◆ **Goal**
Output the full material exactly as it appears here.

◆ **Input data**
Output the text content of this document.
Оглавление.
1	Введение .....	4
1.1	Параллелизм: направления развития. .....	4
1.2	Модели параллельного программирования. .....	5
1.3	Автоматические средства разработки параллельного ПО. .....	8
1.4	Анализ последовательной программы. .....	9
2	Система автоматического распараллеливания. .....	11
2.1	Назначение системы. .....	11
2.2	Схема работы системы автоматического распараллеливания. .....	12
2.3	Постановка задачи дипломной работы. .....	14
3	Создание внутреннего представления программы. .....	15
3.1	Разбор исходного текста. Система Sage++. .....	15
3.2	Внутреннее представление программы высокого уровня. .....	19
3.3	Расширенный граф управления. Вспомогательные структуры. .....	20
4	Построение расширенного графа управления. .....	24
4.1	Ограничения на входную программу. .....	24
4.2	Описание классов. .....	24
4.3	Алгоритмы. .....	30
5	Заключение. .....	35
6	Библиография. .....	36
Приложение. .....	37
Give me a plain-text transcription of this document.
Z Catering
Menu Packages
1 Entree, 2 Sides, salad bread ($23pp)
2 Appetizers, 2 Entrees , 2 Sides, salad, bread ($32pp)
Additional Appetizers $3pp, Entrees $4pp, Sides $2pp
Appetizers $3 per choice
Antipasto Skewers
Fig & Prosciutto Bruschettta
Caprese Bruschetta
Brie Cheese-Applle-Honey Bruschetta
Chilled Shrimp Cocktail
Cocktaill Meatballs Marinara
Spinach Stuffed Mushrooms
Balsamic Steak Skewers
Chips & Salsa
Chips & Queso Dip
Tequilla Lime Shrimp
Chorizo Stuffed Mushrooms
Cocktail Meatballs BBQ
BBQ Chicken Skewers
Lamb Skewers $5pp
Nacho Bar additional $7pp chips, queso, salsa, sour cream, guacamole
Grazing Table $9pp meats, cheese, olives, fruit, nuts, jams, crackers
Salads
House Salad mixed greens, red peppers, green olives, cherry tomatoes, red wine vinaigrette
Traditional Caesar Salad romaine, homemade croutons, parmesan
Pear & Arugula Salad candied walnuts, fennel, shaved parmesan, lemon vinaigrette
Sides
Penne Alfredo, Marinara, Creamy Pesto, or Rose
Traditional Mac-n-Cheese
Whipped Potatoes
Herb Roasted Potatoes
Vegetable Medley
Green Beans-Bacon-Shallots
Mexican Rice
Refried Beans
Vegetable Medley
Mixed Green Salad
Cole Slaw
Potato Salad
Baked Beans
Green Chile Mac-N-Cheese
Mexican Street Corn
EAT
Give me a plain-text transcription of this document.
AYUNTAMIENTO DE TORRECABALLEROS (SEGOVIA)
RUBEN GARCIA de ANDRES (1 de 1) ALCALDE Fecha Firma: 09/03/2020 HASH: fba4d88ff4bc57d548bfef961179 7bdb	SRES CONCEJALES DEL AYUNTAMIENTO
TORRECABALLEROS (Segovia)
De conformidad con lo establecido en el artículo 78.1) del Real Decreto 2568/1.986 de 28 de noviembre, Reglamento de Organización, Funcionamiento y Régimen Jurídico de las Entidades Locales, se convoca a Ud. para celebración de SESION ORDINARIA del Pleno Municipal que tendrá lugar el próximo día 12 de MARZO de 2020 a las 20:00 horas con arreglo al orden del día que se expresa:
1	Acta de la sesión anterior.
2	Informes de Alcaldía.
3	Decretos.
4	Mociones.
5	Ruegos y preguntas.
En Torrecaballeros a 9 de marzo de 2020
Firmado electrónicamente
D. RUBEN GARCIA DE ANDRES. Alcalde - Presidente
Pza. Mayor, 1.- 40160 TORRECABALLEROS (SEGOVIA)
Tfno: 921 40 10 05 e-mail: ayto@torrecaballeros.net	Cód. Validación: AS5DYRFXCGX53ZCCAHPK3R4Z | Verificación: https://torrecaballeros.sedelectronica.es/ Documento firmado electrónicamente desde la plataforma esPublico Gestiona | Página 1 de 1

◆ **Final answer**
Output the text content of this document.
Оглавление.
1	Введение .....	4
1.1	Параллелизм: направления развития. .....	4
1.2	Модели параллельного программирования. .....	5
1.3	Автоматические средства разработки параллельного ПО. .....	8
1.4	Анализ последовательной программы. .....	9
2	Система автоматического распараллеливания. .....	11
2.1	Назначение системы. .....	11
2.2	Схема работы системы автоматического распараллеливания. .....	12
2.3	Постановка задачи дипломной работы. .....	14
3	Создание внутреннего представления программы. .....	15
3.1	Разбор исходного текста. Система Sage++. .....	15
3.2	Внутреннее представление программы высокого уровня. .....	19
3.3	Расширенный граф управления. Вспомогательные структуры. .....	20
4	Построение расширенного графа управления. .....	24
4.1	Ограничения на входную программу. .....	24
4.2	Описание классов. .....	24
4.3	Алгоритмы. .....	30
5	Заключение. .....	35
6	Библиография. .....	36
Приложение. .....	37
Give me a plain-text transcription of this document.
Z Catering
Menu Packages
1 Entree, 2 Sides, salad bread ($23pp)
2 Appetizers, 2 Entrees , 2 Sides, salad, bread ($32pp)
Additional Appetizers $3pp, Entrees $4pp, Sides $2pp
Appetizers $3 per choice
Antipasto Skewers
Fig & Prosciutto Bruschettta
Caprese Bruschetta
Brie Cheese-Applle-Honey Bruschetta
Chilled Shrimp Cocktail
Cocktaill Meatballs Marinara
Spinach Stuffed Mushrooms
Balsamic Steak Skewers
Chips & Salsa
Chips & Queso Dip
Tequilla Lime Shrimp
Chorizo Stuffed Mushrooms
Cocktail Meatballs BBQ
BBQ Chicken Skewers
Lamb Skewers $5pp
Nacho Bar additional $7pp chips, queso, salsa, sour cream, guacamole
Grazing Table $9pp meats, cheese, olives, fruit, nuts, jams, crackers
Salads
House Salad mixed greens, red peppers, green olives, cherry tomatoes, red wine vinaigrette
Traditional Caesar Salad romaine, homemade croutons, parmesan
Pear & Arugula Salad candied walnuts, fennel, shaved parmesan, lemon vinaigrette
Sides
Penne Alfredo, Marinara, Creamy Pesto, or Rose
Traditional Mac-n-Cheese
Whipped Potatoes
Herb Roasted Potatoes
Vegetable Medley
Green Beans-Bacon-Shallots
Mexican Rice
Refried Beans
Vegetable Medley
Mixed Green Salad
Cole Slaw
Potato Salad
Baked Beans
Green Chile Mac-N-Cheese
Mexican Street Corn
EAT
Give me a plain-text transcription of this document.
AYUNTAMIENTO DE TORRECABALLEROS (SEGOVIA)
RUBEN GARCIA de ANDRES (1 de 1) ALCALDE Fecha Firma: 09/03/2020 HASH: fba4d88ff4bc57d548bfef961179 7bdb	SRES CONCEJALES DEL AYUNTAMIENTO
TORRECABALLEROS (Segovia)
De conformidad con lo establecido en el artículo 78.1) del Real Decreto 2568/1.986 de 28 de noviembre, Reglamento de Organización, Funcionamiento y Régimen Jurídico de las Entidades Locales, se convoca a Ud. para celebración de SESION ORDINARIA del Pleno Municipal que tendrá lugar el próximo día 12 de MARZO de 2020 a las 20:00 horas con arreglo al orden del día que se expresa:
1	Acta de la sesión anterior.
2	Informes de Alcaldía.
3	Decretos.
4	Mociones.
5	Ruegos y preguntas.
En Torrecaballeros a 9 de marzo de 2020
Firmado electrónicamente
D. RUBEN GARCIA DE ANDRES. Alcalde - Presidente
Pza. Mayor, 1.- 40160 TORRECABALLEROS (SEGOVIA)
Tfno: 921 40 10 05 e-mail: ayto@torrecaballeros.net	Cód. Validación: AS5DYRFXCGX53ZCCAHPK3R4Z | Verificación: https://torrecaballeros.sedelectronica.es/ Documento firmado electrónicamente desde la plataforma esPublico Gestiona | Página 1 de 1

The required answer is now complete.